#### EXTRACTED RECORDS

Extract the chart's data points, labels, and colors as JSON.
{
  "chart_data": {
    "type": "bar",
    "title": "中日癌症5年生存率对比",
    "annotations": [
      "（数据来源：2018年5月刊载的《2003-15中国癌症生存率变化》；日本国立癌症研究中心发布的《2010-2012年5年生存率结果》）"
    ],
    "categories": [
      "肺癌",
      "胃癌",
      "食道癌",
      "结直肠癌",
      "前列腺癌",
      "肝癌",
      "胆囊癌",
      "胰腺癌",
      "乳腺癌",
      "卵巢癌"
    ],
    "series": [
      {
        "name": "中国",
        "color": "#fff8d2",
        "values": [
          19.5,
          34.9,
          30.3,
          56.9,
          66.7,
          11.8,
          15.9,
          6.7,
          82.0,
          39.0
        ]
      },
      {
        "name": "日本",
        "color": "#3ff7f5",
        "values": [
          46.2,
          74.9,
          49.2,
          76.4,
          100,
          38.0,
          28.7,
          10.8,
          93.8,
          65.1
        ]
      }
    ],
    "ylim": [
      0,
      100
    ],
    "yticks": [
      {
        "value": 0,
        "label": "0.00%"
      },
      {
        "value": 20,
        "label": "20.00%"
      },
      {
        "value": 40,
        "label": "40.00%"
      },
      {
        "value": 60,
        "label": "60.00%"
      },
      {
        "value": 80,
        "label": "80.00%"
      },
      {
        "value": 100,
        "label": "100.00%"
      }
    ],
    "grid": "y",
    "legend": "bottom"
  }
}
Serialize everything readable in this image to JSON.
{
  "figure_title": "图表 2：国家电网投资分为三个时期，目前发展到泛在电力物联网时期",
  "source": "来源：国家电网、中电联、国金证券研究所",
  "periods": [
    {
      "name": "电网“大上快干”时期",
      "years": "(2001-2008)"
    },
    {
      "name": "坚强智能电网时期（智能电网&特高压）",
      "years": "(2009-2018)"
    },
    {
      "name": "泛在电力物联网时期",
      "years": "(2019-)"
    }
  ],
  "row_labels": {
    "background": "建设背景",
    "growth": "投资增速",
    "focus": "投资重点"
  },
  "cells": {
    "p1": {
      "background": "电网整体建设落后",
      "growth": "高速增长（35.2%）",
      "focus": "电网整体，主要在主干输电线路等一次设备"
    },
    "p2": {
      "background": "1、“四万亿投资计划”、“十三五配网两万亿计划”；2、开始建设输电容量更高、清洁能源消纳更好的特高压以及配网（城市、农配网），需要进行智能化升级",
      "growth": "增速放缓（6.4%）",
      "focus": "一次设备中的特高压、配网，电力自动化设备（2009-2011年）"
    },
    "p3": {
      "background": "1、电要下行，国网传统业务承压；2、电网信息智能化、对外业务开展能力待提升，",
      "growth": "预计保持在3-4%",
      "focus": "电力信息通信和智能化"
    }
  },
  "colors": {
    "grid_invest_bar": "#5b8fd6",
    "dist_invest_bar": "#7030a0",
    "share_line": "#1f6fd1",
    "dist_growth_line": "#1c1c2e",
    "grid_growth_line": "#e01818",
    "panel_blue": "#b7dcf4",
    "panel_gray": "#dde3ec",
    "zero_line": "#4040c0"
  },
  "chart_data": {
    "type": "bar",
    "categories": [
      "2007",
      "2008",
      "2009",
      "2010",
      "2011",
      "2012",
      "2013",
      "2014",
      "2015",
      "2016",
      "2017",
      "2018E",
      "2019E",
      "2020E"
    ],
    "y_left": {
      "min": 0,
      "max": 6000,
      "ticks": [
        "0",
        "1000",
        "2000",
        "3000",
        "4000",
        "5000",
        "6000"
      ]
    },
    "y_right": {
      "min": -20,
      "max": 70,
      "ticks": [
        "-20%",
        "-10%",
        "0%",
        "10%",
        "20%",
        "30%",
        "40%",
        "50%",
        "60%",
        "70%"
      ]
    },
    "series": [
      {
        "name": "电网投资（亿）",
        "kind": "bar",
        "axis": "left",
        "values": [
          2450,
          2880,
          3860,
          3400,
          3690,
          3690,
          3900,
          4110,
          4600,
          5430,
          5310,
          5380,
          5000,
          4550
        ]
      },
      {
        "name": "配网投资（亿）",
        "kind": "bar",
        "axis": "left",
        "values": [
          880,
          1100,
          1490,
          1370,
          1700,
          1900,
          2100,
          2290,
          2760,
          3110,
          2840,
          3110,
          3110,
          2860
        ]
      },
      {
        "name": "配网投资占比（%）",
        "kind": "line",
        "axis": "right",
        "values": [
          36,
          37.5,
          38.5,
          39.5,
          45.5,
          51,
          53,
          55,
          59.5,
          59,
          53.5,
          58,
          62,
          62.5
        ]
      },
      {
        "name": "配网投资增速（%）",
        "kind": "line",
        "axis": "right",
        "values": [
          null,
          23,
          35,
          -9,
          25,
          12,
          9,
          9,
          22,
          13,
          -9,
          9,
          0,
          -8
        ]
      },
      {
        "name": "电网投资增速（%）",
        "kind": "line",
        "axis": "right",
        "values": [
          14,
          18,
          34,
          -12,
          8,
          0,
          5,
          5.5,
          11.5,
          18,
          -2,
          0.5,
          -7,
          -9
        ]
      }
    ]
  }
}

########

REQUEST: In this exercise, repeat all entries exactly.

SOLUTION TO THIS PROBLEM:
Extract the chart's data points, labels, and colors as JSON.
{
  "chart_data": {
    "type": "bar",
    "title": "中日癌症5年生存率对比",
    "annotations": [
      "（数据来源：2018年5月刊载的《2003-15中国癌症生存率变化》；日本国立癌症研究中心发布的《2010-2012年5年生存率结果》）"
    ],
    "categories": [
      "肺癌",
      "胃癌",
      "食道癌",
      "结直肠癌",
      "前列腺癌",
      "肝癌",
      "胆囊癌",
      "胰腺癌",
      "乳腺癌",
      "卵巢癌"
    ],
    "series": [
      {
        "name": "中国",
        "color": "#fff8d2",
        "values": [
          19.5,
          34.9,
          30.3,
          56.9,
          66.7,
          11.8,
          15.9,
          6.7,
          82.0,
          39.0
        ]
      },
      {
        "name": "日本",
        "color": "#3ff7f5",
        "values": [
          46.2,
          74.9,
          49.2,
          76.4,
          100,
          38.0,
          28.7,
          10.8,
          93.8,
          65.1
        ]
      }
    ],
    "ylim": [
      0,
      100
    ],
    "yticks": [
      {
        "value": 0,
        "label": "0.00%"
      },
      {
        "value": 20,
        "label": "20.00%"
      },
      {
        "value": 40,
        "label": "40.00%"
      },
      {
        "value": 60,
        "label": "60.00%"
      },
      {
        "value": 80,
        "label": "80.00%"
      },
      {
        "value": 100,
        "label": "100.00%"
      }
    ],
    "grid": "y",
    "legend": "bottom"
  }
}
Serialize everything readable in this image to JSON.
{
  "figure_title": "图表 2：国家电网投资分为三个时期，目前发展到泛在电力物联网时期",
  "source": "来源：国家电网、中电联、国金证券研究所",
  "periods": [
    {
      "name": "电网“大上快干”时期",
      "years": "(2001-2008)"
    },
    {
      "name": "坚强智能电网时期（智能电网&特高压）",
      "years": "(2009-2018)"
    },
    {
      "name": "泛在电力物联网时期",
      "years": "(2019-)"
    }
  ],
  "row_labels": {
    "background": "建设背景",
    "growth": "投资增速",
    "focus": "投资重点"
  },
  "cells": {
    "p1": {
      "background": "电网整体建设落后",
      "growth": "高速增长（35.2%）",
      "focus": "电网整体，主要在主干输电线路等一次设备"
    },
    "p2": {
      "background": "1、“四万亿投资计划”、“十三五配网两万亿计划”；2、开始建设输电容量更高、清洁能源消纳更好的特高压以及配网（城市、农配网），需要进行智能化升级",
      "growth": "增速放缓（6.4%）",
      "focus": "一次设备中的特高压、配网，电力自动化设备（2009-2011年）"
    },
    "p3": {
      "background": "1、电要下行，国网传统业务承压；2、电网信息智能化、对外业务开展能力待提升，",
      "growth": "预计保持在3-4%",
      "focus": "电力信息通信和智能化"
    }
  },
  "colors": {
    "grid_invest_bar": "#5b8fd6",
    "dist_invest_bar": "#7030a0",
    "share_line": "#1f6fd1",
    "dist_growth_line": "#1c1c2e",
    "grid_growth_line": "#e01818",
    "panel_blue": "#b7dcf4",
    "panel_gray": "#dde3ec",
    "zero_line": "#4040c0"
  },
  "chart_data": {
    "type": "bar",
    "categories": [
      "2007",
      "2008",
      "2009",
      "2010",
      "2011",
      "2012",
      "2013",
      "2014",
      "2015",
      "2016",
      "2017",
      "2018E",
      "2019E",
      "2020E"
    ],
    "y_left": {
      "min": 0,
      "max": 6000,
      "ticks": [
        "0",
        "1000",
        "2000",
        "3000",
        "4000",
        "5000",
        "6000"
      ]
    },
    "y_right": {
      "min": -20,
      "max": 70,
      "ticks": [
        "-20%",
        "-10%",
        "0%",
        "10%",
        "20%",
        "30%",
        "40%",
        "50%",
        "60%",
        "70%"
      ]
    },
    "series": [
      {
        "name": "电网投资（亿）",
        "kind": "bar",
        "axis": "left",
        "values": [
          2450,
          2880,
          3860,
          3400,
          3690,
          3690,
          3900,
          4110,
          4600,
          5430,
          5310,
          5380,
          5000,
          4550
        ]
      },
      {
        "name": "配网投资（亿）",
        "kind": "bar",
        "axis": "left",
        "values": [
          880,
          1100,
          1490,
          1370,
          1700,
          1900,
          2100,
          2290,
          2760,
          3110,
          2840,
          3110,
          3110,
          2860
        ]
      },
      {
        "name": "配网投资占比（%）",
        "kind": "line",
        "axis": "right",
        "values": [
          36,
          37.5,
          38.5,
          39.5,
          45.5,
          51,
          53,
          55,
          59.5,
          59,
          53.5,
          58,
          62,
          62.5
        ]
      },
      {
        "name": "配网投资增速（%）",
        "kind": "line",
        "axis": "right",
        "values": [
          null,
          23,
          35,
          -9,
          25,
          12,
          9,
          9,
          22,
          13,
          -9,
          9,
          0,
          -8
        ]
      },
      {
        "name": "电网投资增速（%）",
        "kind": "line",
        "axis": "right",
        "values": [
          14,
          18,
          34,
          -12,
          8,
          0,
          5,
          5.5,
          11.5,
          18,
          -2,
          0.5,
          -7,
          -9
        ]
      }
    ]
  }
}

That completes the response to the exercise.